» **THE PROBLEM**: Write out the whole listing word for word.

---- DATA SHOWN

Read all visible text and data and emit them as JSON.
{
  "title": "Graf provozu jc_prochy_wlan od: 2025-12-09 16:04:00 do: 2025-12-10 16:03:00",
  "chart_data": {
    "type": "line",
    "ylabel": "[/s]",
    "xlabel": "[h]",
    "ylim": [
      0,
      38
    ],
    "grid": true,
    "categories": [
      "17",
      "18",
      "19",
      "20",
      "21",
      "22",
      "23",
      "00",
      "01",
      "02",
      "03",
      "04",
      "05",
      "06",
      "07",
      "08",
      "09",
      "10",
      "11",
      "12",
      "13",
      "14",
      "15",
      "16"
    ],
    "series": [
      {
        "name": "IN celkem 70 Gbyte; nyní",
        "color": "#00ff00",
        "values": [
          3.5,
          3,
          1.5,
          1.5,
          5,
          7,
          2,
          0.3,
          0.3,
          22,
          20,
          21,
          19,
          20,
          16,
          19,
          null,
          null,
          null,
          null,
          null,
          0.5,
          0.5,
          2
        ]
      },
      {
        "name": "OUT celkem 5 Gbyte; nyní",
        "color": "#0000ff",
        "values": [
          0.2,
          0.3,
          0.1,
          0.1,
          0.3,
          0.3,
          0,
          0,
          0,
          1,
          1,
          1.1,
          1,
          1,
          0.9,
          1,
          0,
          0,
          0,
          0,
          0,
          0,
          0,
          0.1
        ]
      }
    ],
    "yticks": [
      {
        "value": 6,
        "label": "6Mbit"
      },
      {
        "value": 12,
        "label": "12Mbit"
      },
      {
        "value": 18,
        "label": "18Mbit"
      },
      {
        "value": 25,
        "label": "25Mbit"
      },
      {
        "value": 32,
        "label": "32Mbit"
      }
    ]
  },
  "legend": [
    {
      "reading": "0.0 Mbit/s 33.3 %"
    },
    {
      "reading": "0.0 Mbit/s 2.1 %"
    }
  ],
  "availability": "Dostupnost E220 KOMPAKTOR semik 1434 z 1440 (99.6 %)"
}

--------

» **SOLUTION TO THE EXERCISE**:
Read all visible text and data and emit them as JSON.
{
  "title": "Graf provozu jc_prochy_wlan od: 2025-12-09 16:04:00 do: 2025-12-10 16:03:00",
  "chart_data": {
    "type": "line",
    "ylabel": "[/s]",
    "xlabel": "[h]",
    "ylim": [
      0,
      38
    ],
    "grid": true,
    "categories": [
      "17",
      "18",
      "19",
      "20",
      "21",
      "22",
      "23",
      "00",
      "01",
      "02",
      "03",
      "04",
      "05",
      "06",
      "07",
      "08",
      "09",
      "10",
      "11",
      "12",
      "13",
      "14",
      "15",
      "16"
    ],
    "series": [
      {
        "name": "IN celkem 70 Gbyte; nyní",
        "color": "#00ff00",
        "values": [
          3.5,
          3,
          1.5,
          1.5,
          5,
          7,
          2,
          0.3,
          0.3,
          22,
          20,
          21,
          19,
          20,
          16,
          19,
          null,
          null,
          null,
          null,
          null,
          0.5,
          0.5,
          2
        ]
      },
      {
        "name": "OUT celkem 5 Gbyte; nyní",
        "color": "#0000ff",
        "values": [
          0.2,
          0.3,
          0.1,
          0.1,
          0.3,
          0.3,
          0,
          0,
          0,
          1,
          1,
          1.1,
          1,
          1,
          0.9,
          1,
          0,
          0,
          0,
          0,
          0,
          0,
          0,
          0.1
        ]
      }
    ],
    "yticks": [
      {
        "value": 6,
        "label": "6Mbit"
      },
      {
        "value": 12,
        "label": "12Mbit"
      },
      {
        "value": 18,
        "label": "18Mbit"
      },
      {
        "value": 25,
        "label": "25Mbit"
      },
      {
        "value": 32,
        "label": "32Mbit"
      }
    ]
  },
  "legend": [
    {
      "reading": "0.0 Mbit/s 33.3 %"
    },
    {
      "reading": "0.0 Mbit/s 2.1 %"
    }
  ],
  "availability": "Dostupnost E220 KOMPAKTOR semik 1434 z 1440 (99.6 %)"
}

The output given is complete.